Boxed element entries
# # #
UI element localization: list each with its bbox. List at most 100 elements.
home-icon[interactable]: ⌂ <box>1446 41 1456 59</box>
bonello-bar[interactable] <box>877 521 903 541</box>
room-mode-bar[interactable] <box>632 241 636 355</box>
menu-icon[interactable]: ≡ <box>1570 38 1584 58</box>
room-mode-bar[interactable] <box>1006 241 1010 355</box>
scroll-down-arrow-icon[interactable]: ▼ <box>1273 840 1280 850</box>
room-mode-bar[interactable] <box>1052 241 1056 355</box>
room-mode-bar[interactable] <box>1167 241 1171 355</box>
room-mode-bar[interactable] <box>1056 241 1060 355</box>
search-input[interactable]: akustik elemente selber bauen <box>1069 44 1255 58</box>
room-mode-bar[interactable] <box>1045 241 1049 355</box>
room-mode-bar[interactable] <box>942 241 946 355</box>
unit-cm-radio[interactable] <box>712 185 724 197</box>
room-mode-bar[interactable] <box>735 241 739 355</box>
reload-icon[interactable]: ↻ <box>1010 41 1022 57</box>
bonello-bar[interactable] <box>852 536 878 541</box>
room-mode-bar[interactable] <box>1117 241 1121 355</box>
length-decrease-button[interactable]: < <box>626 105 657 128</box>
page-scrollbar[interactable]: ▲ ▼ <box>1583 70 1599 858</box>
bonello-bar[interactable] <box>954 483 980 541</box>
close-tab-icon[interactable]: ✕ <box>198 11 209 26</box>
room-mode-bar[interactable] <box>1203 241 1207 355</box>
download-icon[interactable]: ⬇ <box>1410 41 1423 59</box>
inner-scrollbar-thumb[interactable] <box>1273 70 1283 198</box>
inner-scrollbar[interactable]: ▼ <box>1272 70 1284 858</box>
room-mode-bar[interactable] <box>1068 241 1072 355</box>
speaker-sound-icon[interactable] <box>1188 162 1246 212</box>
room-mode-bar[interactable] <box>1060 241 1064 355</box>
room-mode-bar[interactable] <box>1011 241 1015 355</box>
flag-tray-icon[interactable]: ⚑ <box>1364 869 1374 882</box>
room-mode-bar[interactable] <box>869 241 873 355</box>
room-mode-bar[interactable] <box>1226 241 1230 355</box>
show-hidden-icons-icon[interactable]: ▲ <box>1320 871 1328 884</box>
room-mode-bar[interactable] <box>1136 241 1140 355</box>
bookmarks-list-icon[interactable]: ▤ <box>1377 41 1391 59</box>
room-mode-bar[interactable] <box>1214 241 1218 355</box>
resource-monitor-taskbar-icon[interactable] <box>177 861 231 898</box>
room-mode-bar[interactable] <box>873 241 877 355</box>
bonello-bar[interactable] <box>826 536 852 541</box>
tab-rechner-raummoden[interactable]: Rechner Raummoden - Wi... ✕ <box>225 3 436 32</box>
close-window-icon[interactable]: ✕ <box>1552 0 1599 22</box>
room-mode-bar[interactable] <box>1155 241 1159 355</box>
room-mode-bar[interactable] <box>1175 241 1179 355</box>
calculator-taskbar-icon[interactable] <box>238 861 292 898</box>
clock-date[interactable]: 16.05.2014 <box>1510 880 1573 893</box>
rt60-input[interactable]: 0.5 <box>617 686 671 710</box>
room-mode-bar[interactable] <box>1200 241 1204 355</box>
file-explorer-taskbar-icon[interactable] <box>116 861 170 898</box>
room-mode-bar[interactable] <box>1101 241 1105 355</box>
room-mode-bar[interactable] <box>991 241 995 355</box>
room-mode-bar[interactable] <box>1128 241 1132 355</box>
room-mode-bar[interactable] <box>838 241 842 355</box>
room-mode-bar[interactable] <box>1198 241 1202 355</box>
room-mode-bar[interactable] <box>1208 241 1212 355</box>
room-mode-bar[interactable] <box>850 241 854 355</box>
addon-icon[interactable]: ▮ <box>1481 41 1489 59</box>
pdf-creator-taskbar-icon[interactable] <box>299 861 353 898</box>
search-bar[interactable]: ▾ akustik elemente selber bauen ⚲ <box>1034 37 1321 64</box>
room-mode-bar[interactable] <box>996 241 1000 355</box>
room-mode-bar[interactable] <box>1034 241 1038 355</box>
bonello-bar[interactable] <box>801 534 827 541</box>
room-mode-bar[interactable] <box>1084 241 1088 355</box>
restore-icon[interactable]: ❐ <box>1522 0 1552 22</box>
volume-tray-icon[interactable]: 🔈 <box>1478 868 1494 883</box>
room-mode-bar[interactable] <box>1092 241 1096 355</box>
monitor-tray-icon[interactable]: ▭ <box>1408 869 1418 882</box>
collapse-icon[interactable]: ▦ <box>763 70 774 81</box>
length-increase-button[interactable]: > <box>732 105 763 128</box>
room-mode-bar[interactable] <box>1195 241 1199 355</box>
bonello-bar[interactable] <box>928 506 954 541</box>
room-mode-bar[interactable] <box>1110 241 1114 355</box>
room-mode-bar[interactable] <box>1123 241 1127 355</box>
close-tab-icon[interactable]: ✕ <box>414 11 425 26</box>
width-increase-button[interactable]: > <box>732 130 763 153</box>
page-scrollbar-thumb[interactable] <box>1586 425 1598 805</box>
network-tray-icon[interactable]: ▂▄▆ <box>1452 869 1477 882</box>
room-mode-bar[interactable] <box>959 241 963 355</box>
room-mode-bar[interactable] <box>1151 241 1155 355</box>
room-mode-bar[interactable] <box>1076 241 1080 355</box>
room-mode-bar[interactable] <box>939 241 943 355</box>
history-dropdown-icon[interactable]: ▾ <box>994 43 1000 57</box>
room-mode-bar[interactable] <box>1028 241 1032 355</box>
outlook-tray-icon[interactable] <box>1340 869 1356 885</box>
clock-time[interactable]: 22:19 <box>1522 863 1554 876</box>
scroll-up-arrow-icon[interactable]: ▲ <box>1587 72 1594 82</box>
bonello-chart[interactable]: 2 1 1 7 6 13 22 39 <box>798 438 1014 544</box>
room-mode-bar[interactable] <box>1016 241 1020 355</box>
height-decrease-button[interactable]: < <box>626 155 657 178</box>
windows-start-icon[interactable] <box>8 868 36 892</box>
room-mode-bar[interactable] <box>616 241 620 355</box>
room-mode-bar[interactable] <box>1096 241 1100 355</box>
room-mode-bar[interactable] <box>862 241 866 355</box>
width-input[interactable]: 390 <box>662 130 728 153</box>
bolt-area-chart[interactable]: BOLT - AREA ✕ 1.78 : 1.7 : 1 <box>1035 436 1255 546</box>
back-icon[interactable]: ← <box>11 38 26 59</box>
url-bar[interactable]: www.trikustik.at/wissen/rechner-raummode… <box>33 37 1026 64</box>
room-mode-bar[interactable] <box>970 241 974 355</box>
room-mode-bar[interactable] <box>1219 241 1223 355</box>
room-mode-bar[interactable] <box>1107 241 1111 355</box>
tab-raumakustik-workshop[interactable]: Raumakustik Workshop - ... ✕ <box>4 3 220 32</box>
# # #
▶ _Exercise description_:
Arrange the lines from the top of the items through the line that contains "room-mode-bar[interactable] <box>1052 241", including that line, as a JSON list of strings with one string per line. Leave out blank lines and include no other lines.

▶ _Answer to this problem_:
[
  "UI element localization: list each with its bbox. List at most 100 elements.",
  "home-icon[interactable]: ⌂ <box>1446 41 1456 59</box>",
  "bonello-bar[interactable] <box>877 521 903 541</box>",
  "room-mode-bar[interactable] <box>632 241 636 355</box>",
  "menu-icon[interactable]: ≡ <box>1570 38 1584 58</box>",
  "room-mode-bar[interactable] <box>1006 241 1010 355</box>",
  "scroll-down-arrow-icon[interactable]: ▼ <box>1273 840 1280 850</box>",
  "room-mode-bar[interactable] <box>1052 241 1056 355</box>"
]